_TASK INSTRUCTIONS_. In the records below, tally every line containing "Body". Report only the total.

_MATERIAL TO PROCESS_.
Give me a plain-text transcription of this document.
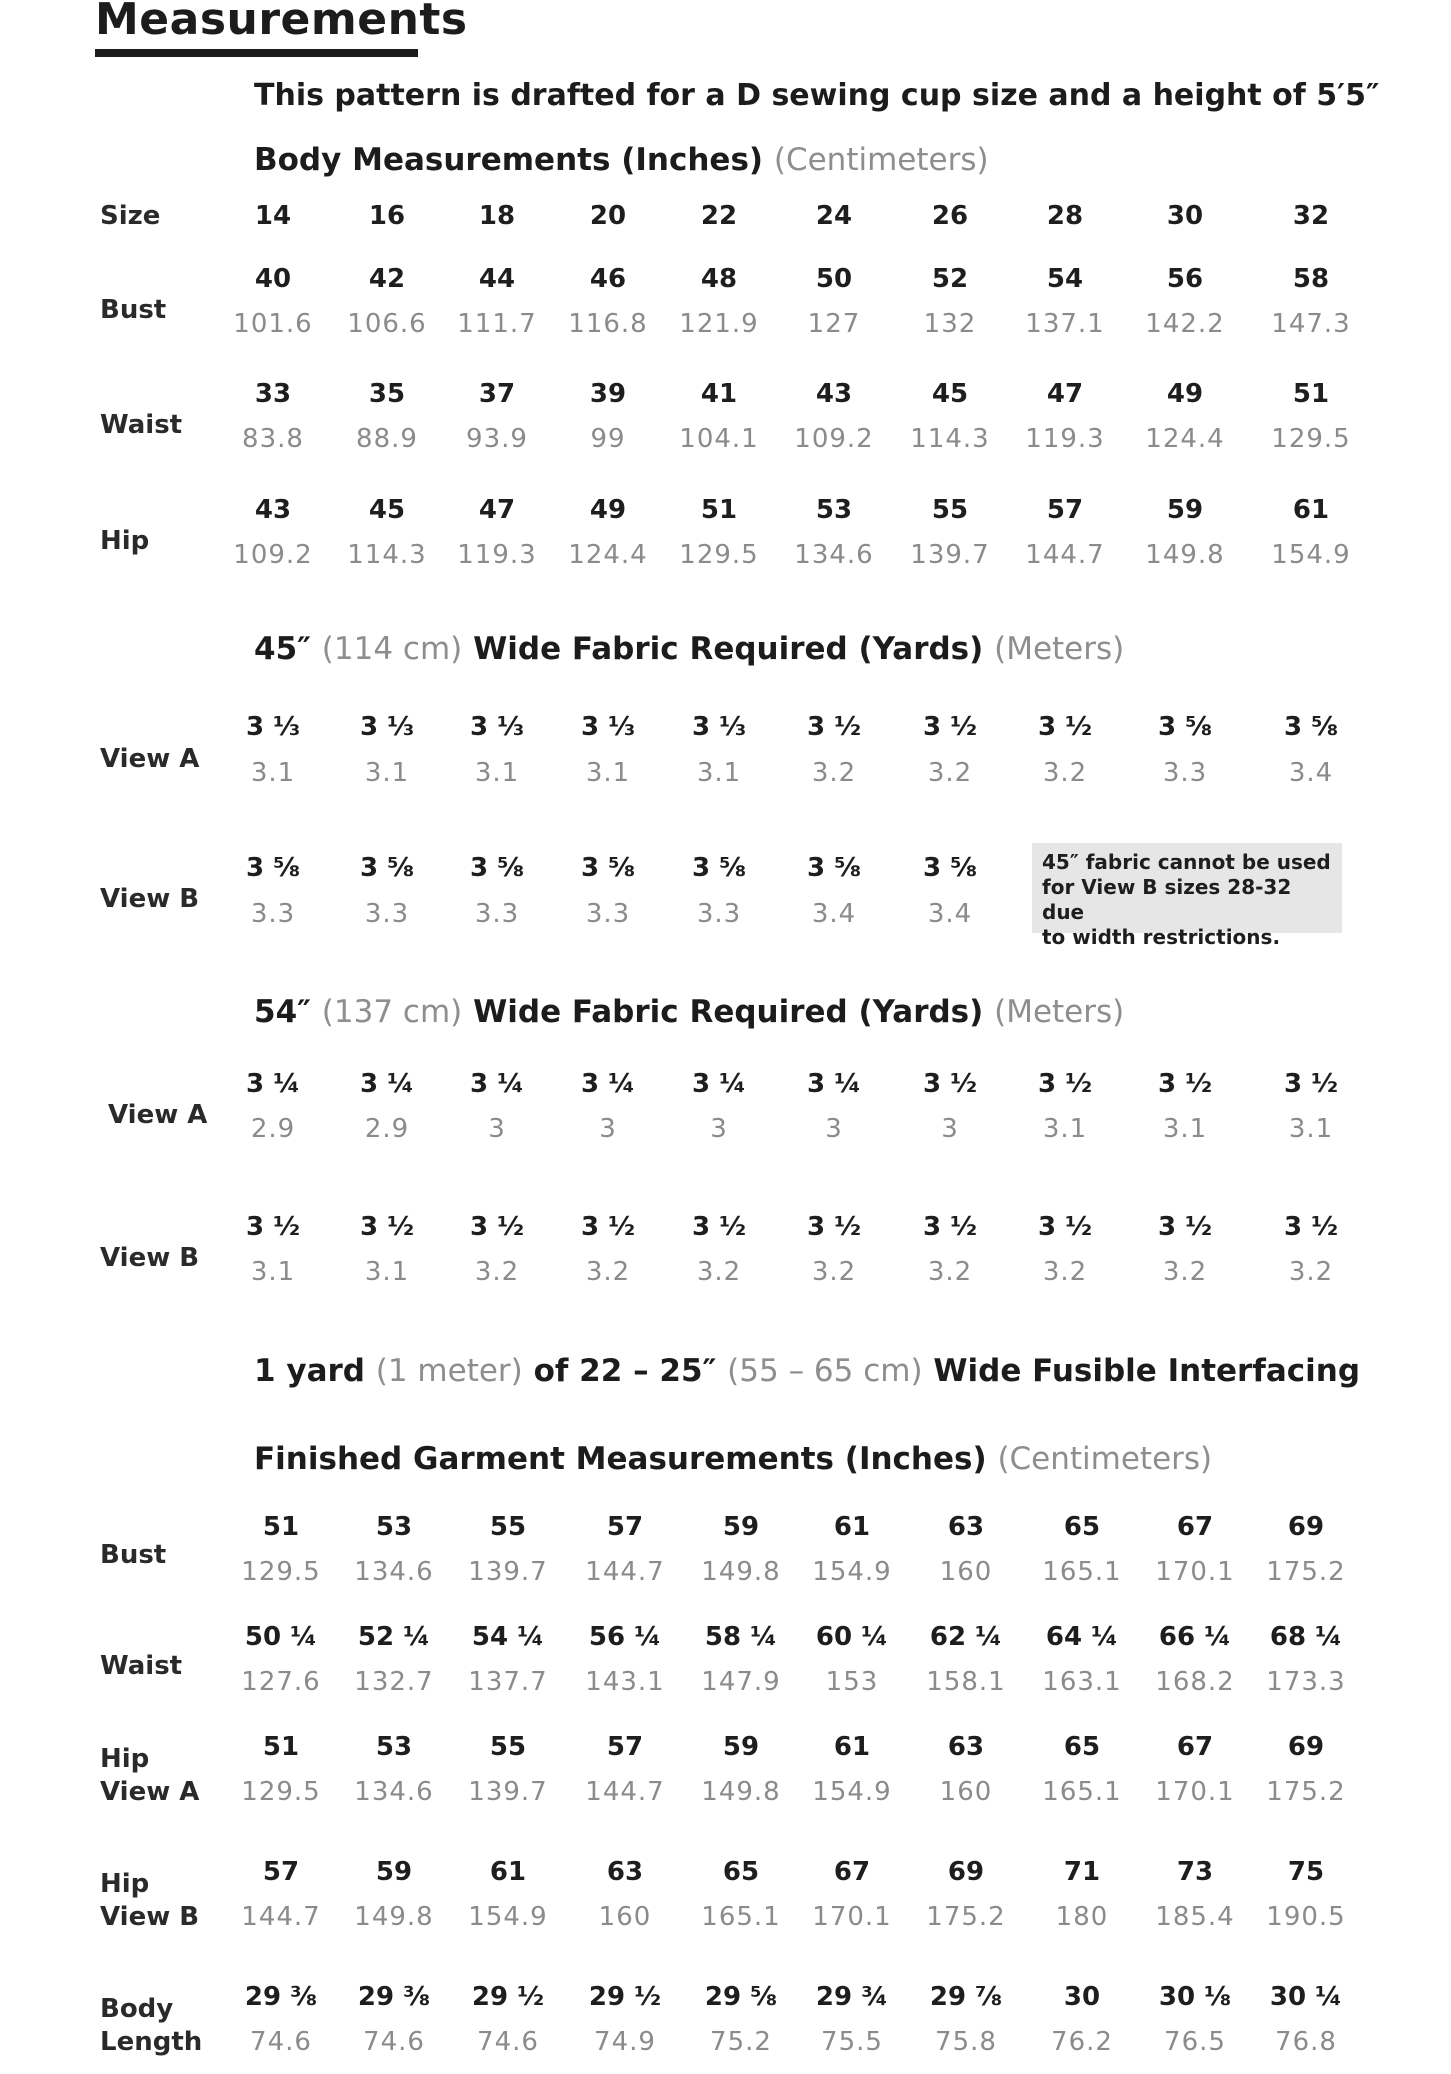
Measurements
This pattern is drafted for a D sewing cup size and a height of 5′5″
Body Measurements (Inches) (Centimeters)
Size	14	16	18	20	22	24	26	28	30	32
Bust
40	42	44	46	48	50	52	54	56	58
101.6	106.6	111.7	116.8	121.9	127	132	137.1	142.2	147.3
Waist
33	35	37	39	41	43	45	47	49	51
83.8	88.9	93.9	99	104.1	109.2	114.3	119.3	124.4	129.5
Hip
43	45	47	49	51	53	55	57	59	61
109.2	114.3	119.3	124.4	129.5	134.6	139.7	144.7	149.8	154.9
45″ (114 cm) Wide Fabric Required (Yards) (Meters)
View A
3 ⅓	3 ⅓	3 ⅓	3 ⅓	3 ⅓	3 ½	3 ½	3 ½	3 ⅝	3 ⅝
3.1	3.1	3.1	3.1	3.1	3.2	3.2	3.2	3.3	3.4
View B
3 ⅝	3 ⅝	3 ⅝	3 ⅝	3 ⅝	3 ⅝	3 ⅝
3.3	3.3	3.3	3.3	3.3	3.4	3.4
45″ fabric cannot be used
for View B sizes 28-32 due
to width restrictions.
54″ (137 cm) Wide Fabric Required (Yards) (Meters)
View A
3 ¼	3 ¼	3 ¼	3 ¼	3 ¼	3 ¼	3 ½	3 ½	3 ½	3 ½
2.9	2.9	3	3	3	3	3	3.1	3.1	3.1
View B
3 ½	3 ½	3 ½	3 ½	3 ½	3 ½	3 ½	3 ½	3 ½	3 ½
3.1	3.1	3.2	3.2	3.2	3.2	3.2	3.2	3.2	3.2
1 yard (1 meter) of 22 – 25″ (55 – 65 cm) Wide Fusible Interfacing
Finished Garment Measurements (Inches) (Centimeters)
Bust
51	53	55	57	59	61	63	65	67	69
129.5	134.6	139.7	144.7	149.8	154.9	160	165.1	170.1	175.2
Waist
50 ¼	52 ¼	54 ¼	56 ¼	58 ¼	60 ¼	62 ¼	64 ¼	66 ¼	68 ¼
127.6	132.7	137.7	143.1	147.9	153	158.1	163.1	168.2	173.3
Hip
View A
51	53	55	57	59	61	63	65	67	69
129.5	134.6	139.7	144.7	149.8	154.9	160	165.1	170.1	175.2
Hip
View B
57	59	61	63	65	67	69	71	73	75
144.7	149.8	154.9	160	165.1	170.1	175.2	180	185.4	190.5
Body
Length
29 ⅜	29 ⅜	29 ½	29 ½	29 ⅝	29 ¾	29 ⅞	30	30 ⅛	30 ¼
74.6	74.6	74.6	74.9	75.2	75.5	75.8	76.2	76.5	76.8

---

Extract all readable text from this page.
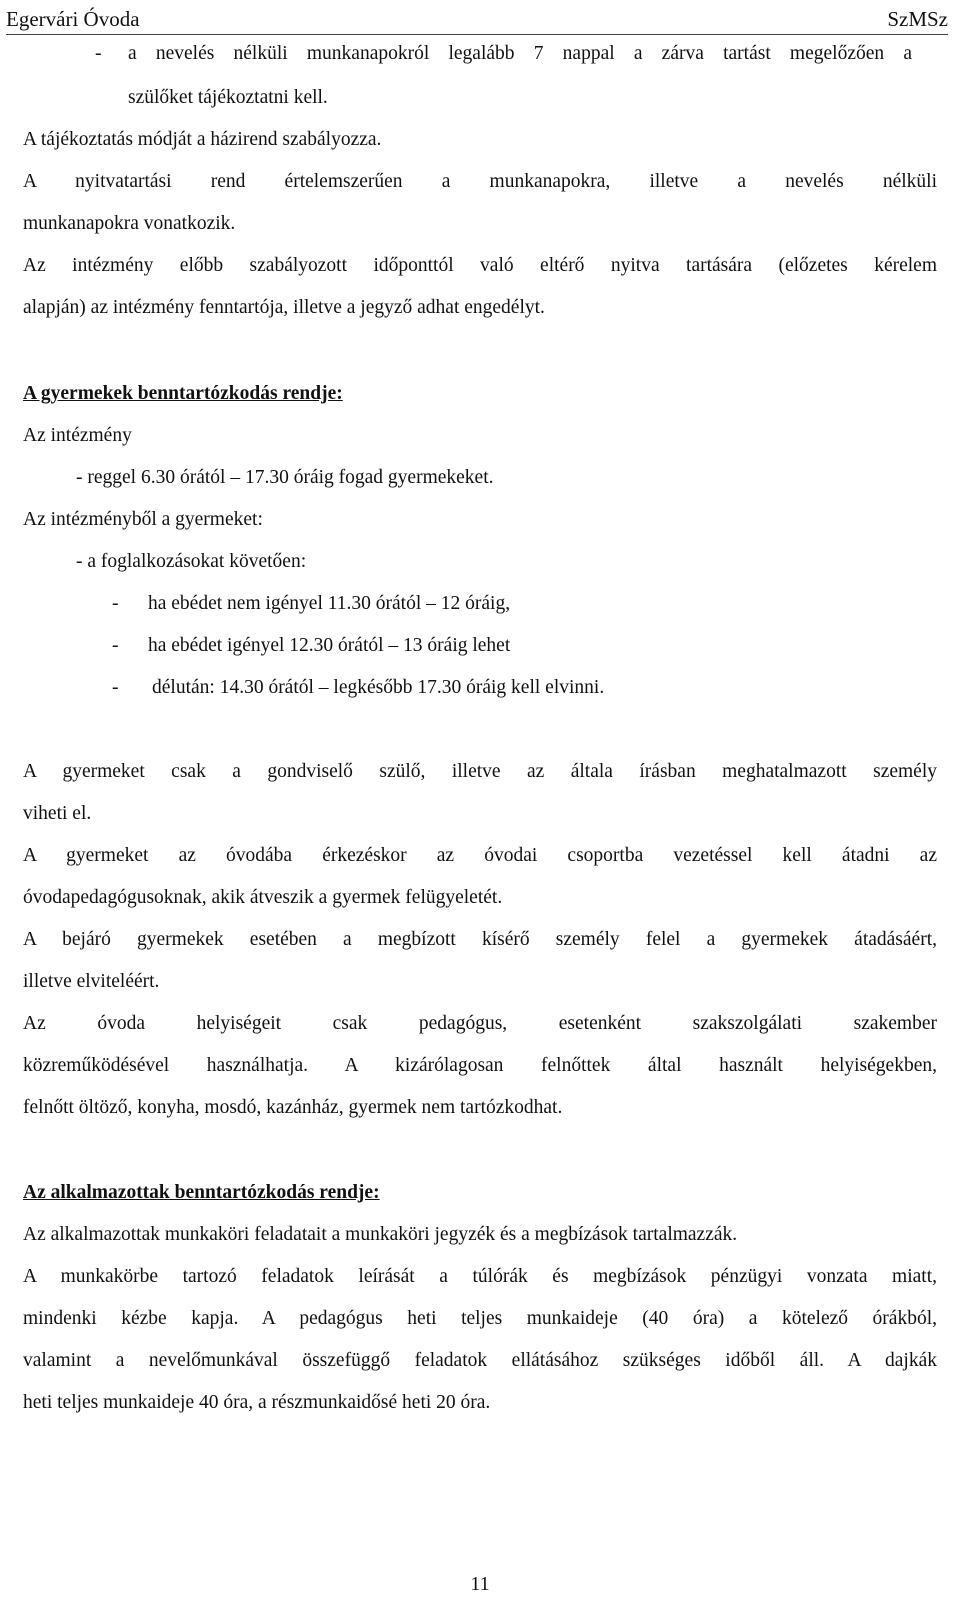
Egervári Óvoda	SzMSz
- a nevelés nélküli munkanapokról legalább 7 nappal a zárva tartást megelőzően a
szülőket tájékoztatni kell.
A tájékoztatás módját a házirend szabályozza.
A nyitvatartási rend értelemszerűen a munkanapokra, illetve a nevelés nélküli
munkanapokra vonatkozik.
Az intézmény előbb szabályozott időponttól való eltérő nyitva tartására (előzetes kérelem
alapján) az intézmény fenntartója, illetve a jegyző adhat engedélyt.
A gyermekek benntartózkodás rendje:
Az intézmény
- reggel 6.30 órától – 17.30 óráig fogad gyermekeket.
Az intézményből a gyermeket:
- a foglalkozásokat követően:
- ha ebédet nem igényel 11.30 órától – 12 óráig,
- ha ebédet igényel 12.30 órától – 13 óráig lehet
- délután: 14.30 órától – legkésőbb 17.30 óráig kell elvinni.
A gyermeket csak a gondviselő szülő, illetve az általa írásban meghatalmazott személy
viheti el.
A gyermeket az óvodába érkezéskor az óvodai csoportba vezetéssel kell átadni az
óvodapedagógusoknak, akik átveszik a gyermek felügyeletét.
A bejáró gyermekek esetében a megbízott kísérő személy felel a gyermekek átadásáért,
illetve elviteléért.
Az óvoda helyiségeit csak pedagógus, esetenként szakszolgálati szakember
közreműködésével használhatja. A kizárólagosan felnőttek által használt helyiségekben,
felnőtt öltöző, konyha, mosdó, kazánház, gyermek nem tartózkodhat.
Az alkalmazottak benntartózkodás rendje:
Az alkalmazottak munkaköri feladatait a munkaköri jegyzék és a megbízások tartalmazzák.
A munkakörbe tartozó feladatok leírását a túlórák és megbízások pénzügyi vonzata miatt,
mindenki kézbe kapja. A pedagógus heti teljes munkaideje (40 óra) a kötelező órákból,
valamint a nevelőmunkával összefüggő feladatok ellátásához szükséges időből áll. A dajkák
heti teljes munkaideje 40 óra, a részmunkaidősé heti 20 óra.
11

* * *

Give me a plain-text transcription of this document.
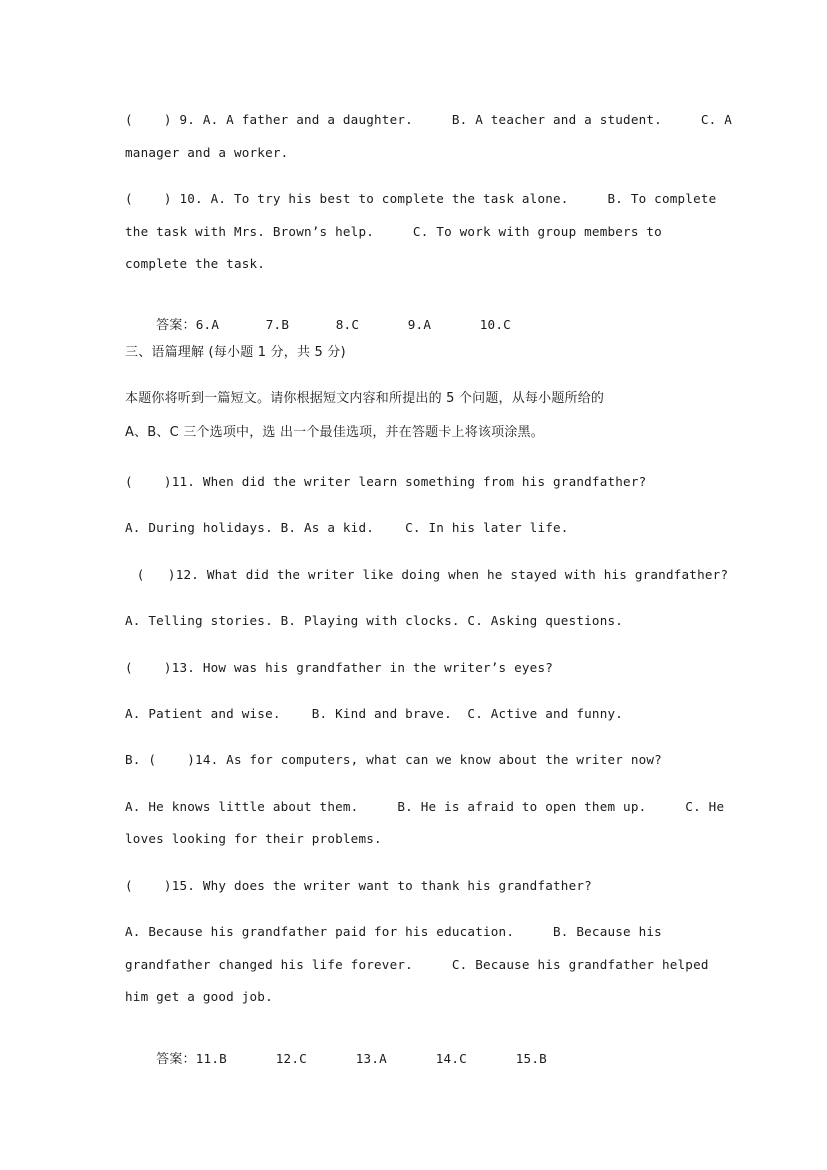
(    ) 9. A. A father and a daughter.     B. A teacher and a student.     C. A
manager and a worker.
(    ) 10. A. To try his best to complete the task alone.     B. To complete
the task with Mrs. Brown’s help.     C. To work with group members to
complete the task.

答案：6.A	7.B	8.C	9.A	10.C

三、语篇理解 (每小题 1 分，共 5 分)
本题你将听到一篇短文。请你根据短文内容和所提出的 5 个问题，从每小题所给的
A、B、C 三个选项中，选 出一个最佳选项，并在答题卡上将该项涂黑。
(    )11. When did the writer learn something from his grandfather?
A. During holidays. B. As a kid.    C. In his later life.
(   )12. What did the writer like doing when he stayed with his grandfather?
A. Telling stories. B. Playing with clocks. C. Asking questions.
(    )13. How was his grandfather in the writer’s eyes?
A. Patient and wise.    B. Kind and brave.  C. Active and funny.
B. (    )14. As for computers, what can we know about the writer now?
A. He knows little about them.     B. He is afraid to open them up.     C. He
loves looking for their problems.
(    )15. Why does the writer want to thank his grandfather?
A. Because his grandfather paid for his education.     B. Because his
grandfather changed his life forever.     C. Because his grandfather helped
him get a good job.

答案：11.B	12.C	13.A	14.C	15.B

_ANSWER TO THE TASK_. 2